§ Rows from a dataset:
-.-.-

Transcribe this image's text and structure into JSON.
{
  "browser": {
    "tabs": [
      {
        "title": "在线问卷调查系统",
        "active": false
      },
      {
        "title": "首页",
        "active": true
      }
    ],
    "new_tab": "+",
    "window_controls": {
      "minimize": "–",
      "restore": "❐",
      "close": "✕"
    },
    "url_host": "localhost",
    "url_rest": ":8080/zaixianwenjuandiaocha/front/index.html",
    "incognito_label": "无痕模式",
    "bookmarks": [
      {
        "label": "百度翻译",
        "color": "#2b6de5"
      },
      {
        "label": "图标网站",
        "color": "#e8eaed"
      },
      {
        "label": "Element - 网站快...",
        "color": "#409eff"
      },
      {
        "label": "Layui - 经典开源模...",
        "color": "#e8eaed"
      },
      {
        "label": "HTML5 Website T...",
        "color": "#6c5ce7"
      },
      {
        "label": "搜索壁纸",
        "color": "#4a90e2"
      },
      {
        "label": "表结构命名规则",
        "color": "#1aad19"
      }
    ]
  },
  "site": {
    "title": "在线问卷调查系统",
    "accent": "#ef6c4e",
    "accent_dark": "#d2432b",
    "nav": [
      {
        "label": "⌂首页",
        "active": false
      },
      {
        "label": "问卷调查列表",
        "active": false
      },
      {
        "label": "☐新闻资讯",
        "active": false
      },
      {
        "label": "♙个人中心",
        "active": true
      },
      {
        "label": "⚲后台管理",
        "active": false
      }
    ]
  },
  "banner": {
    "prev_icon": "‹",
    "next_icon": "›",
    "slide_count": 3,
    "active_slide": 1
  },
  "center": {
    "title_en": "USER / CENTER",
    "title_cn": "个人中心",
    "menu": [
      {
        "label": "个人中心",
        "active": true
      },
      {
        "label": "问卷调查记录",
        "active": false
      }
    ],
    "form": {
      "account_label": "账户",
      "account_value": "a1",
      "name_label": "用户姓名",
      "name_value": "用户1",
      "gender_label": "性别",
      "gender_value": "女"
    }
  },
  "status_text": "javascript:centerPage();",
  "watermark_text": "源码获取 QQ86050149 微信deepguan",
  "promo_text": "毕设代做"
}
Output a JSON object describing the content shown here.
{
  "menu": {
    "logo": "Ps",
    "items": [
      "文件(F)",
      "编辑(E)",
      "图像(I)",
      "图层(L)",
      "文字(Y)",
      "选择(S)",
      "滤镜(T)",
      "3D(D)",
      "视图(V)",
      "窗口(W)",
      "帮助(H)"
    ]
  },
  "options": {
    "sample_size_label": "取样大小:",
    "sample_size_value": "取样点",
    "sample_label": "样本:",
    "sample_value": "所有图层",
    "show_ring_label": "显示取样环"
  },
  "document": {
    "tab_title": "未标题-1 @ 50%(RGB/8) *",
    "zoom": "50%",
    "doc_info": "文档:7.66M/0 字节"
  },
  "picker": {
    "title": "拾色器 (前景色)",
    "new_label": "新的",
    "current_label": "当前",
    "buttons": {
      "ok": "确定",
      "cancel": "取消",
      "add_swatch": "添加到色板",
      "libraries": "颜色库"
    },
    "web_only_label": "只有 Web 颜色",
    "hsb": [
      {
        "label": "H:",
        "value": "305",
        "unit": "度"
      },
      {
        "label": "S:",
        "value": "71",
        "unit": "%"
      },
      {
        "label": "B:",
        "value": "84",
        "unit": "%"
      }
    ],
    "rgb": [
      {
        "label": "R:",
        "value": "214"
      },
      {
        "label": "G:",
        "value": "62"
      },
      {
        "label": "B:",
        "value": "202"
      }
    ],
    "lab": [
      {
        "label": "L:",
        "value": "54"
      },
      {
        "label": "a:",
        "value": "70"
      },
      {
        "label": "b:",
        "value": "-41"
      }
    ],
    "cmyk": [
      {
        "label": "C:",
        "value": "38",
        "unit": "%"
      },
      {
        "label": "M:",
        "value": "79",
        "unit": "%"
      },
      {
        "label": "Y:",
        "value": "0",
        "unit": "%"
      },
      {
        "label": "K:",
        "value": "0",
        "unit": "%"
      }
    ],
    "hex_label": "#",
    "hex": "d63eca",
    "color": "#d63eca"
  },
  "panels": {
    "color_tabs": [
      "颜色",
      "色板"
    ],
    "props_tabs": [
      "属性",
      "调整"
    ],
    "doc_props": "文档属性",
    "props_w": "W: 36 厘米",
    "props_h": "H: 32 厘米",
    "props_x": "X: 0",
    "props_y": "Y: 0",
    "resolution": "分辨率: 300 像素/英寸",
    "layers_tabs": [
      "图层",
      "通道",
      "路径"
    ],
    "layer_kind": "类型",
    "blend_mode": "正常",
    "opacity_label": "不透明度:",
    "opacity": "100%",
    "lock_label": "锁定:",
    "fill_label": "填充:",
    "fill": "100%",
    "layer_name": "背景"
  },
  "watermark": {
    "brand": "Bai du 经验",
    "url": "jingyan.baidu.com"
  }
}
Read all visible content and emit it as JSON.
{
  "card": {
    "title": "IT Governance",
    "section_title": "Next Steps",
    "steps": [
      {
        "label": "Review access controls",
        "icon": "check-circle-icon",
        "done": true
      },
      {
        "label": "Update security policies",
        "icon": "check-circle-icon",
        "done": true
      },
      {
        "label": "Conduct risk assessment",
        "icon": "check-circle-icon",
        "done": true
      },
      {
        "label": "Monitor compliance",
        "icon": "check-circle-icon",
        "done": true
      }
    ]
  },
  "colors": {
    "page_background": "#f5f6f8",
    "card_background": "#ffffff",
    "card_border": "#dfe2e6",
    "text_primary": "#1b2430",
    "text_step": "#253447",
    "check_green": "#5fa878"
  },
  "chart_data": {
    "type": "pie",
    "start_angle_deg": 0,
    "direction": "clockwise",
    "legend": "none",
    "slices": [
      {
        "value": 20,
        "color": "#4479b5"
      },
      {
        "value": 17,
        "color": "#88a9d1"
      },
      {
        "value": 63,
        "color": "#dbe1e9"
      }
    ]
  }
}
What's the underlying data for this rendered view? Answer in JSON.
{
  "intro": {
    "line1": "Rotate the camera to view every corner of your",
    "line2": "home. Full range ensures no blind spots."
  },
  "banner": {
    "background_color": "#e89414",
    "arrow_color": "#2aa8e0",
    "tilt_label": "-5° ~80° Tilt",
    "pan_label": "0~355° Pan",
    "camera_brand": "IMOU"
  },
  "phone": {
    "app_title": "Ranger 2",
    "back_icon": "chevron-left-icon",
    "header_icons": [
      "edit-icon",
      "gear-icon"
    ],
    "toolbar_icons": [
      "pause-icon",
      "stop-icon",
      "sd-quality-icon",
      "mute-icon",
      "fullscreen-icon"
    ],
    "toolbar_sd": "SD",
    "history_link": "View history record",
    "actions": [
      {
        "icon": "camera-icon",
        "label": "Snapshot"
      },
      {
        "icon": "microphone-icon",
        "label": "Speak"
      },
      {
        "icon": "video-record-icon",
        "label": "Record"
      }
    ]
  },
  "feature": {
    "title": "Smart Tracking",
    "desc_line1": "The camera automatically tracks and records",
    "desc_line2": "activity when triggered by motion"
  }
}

-.-.-

§ REQUIRED TASK: Quote the listing in full, please, keeping every line exact.

§ CORRECT ANSWER:
Transcribe this image's text and structure into JSON.
{
  "browser": {
    "tabs": [
      {
        "title": "在线问卷调查系统",
        "active": false
      },
      {
        "title": "首页",
        "active": true
      }
    ],
    "new_tab": "+",
    "window_controls": {
      "minimize": "–",
      "restore": "❐",
      "close": "✕"
    },
    "url_host": "localhost",
    "url_rest": ":8080/zaixianwenjuandiaocha/front/index.html",
    "incognito_label": "无痕模式",
    "bookmarks": [
      {
        "label": "百度翻译",
        "color": "#2b6de5"
      },
      {
        "label": "图标网站",
        "color": "#e8eaed"
      },
      {
        "label": "Element - 网站快...",
        "color": "#409eff"
      },
      {
        "label": "Layui - 经典开源模...",
        "color": "#e8eaed"
      },
      {
        "label": "HTML5 Website T...",
        "color": "#6c5ce7"
      },
      {
        "label": "搜索壁纸",
        "color": "#4a90e2"
      },
      {
        "label": "表结构命名规则",
        "color": "#1aad19"
      }
    ]
  },
  "site": {
    "title": "在线问卷调查系统",
    "accent": "#ef6c4e",
    "accent_dark": "#d2432b",
    "nav": [
      {
        "label": "⌂首页",
        "active": false
      },
      {
        "label": "问卷调查列表",
        "active": false
      },
      {
        "label": "☐新闻资讯",
        "active": false
      },
      {
        "label": "♙个人中心",
        "active": true
      },
      {
        "label": "⚲后台管理",
        "active": false
      }
    ]
  },
  "banner": {
    "prev_icon": "‹",
    "next_icon": "›",
    "slide_count": 3,
    "active_slide": 1
  },
  "center": {
    "title_en": "USER / CENTER",
    "title_cn": "个人中心",
    "menu": [
      {
        "label": "个人中心",
        "active": true
      },
      {
        "label": "问卷调查记录",
        "active": false
      }
    ],
    "form": {
      "account_label": "账户",
      "account_value": "a1",
      "name_label": "用户姓名",
      "name_value": "用户1",
      "gender_label": "性别",
      "gender_value": "女"
    }
  },
  "status_text": "javascript:centerPage();",
  "watermark_text": "源码获取 QQ86050149 微信deepguan",
  "promo_text": "毕设代做"
}
Output a JSON object describing the content shown here.
{
  "menu": {
    "logo": "Ps",
    "items": [
      "文件(F)",
      "编辑(E)",
      "图像(I)",
      "图层(L)",
      "文字(Y)",
      "选择(S)",
      "滤镜(T)",
      "3D(D)",
      "视图(V)",
      "窗口(W)",
      "帮助(H)"
    ]
  },
  "options": {
    "sample_size_label": "取样大小:",
    "sample_size_value": "取样点",
    "sample_label": "样本:",
    "sample_value": "所有图层",
    "show_ring_label": "显示取样环"
  },
  "document": {
    "tab_title": "未标题-1 @ 50%(RGB/8) *",
    "zoom": "50%",
    "doc_info": "文档:7.66M/0 字节"
  },
  "picker": {
    "title": "拾色器 (前景色)",
    "new_label": "新的",
    "current_label": "当前",
    "buttons": {
      "ok": "确定",
      "cancel": "取消",
      "add_swatch": "添加到色板",
      "libraries": "颜色库"
    },
    "web_only_label": "只有 Web 颜色",
    "hsb": [
      {
        "label": "H:",
        "value": "305",
        "unit": "度"
      },
      {
        "label": "S:",
        "value": "71",
        "unit": "%"
      },
      {
        "label": "B:",
        "value": "84",
        "unit": "%"
      }
    ],
    "rgb": [
      {
        "label": "R:",
        "value": "214"
      },
      {
        "label": "G:",
        "value": "62"
      },
      {
        "label": "B:",
        "value": "202"
      }
    ],
    "lab": [
      {
        "label": "L:",
        "value": "54"
      },
      {
        "label": "a:",
        "value": "70"
      },
      {
        "label": "b:",
        "value": "-41"
      }
    ],
    "cmyk": [
      {
        "label": "C:",
        "value": "38",
        "unit": "%"
      },
      {
        "label": "M:",
        "value": "79",
        "unit": "%"
      },
      {
        "label": "Y:",
        "value": "0",
        "unit": "%"
      },
      {
        "label": "K:",
        "value": "0",
        "unit": "%"
      }
    ],
    "hex_label": "#",
    "hex": "d63eca",
    "color": "#d63eca"
  },
  "panels": {
    "color_tabs": [
      "颜色",
      "色板"
    ],
    "props_tabs": [
      "属性",
      "调整"
    ],
    "doc_props": "文档属性",
    "props_w": "W: 36 厘米",
    "props_h": "H: 32 厘米",
    "props_x": "X: 0",
    "props_y": "Y: 0",
    "resolution": "分辨率: 300 像素/英寸",
    "layers_tabs": [
      "图层",
      "通道",
      "路径"
    ],
    "layer_kind": "类型",
    "blend_mode": "正常",
    "opacity_label": "不透明度:",
    "opacity": "100%",
    "lock_label": "锁定:",
    "fill_label": "填充:",
    "fill": "100%",
    "layer_name": "背景"
  },
  "watermark": {
    "brand": "Bai du 经验",
    "url": "jingyan.baidu.com"
  }
}
Read all visible content and emit it as JSON.
{
  "card": {
    "title": "IT Governance",
    "section_title": "Next Steps",
    "steps": [
      {
        "label": "Review access controls",
        "icon": "check-circle-icon",
        "done": true
      },
      {
        "label": "Update security policies",
        "icon": "check-circle-icon",
        "done": true
      },
      {
        "label": "Conduct risk assessment",
        "icon": "check-circle-icon",
        "done": true
      },
      {
        "label": "Monitor compliance",
        "icon": "check-circle-icon",
        "done": true
      }
    ]
  },
  "colors": {
    "page_background": "#f5f6f8",
    "card_background": "#ffffff",
    "card_border": "#dfe2e6",
    "text_primary": "#1b2430",
    "text_step": "#253447",
    "check_green": "#5fa878"
  },
  "chart_data": {
    "type": "pie",
    "start_angle_deg": 0,
    "direction": "clockwise",
    "legend": "none",
    "slices": [
      {
        "value": 20,
        "color": "#4479b5"
      },
      {
        "value": 17,
        "color": "#88a9d1"
      },
      {
        "value": 63,
        "color": "#dbe1e9"
      }
    ]
  }
}
What's the underlying data for this rendered view? Answer in JSON.
{
  "intro": {
    "line1": "Rotate the camera to view every corner of your",
    "line2": "home. Full range ensures no blind spots."
  },
  "banner": {
    "background_color": "#e89414",
    "arrow_color": "#2aa8e0",
    "tilt_label": "-5° ~80° Tilt",
    "pan_label": "0~355° Pan",
    "camera_brand": "IMOU"
  },
  "phone": {
    "app_title": "Ranger 2",
    "back_icon": "chevron-left-icon",
    "header_icons": [
      "edit-icon",
      "gear-icon"
    ],
    "toolbar_icons": [
      "pause-icon",
      "stop-icon",
      "sd-quality-icon",
      "mute-icon",
      "fullscreen-icon"
    ],
    "toolbar_sd": "SD",
    "history_link": "View history record",
    "actions": [
      {
        "icon": "camera-icon",
        "label": "Snapshot"
      },
      {
        "icon": "microphone-icon",
        "label": "Speak"
      },
      {
        "icon": "video-record-icon",
        "label": "Record"
      }
    ]
  },
  "feature": {
    "title": "Smart Tracking",
    "desc_line1": "The camera automatically tracks and records",
    "desc_line2": "activity when triggered by motion"
  }
}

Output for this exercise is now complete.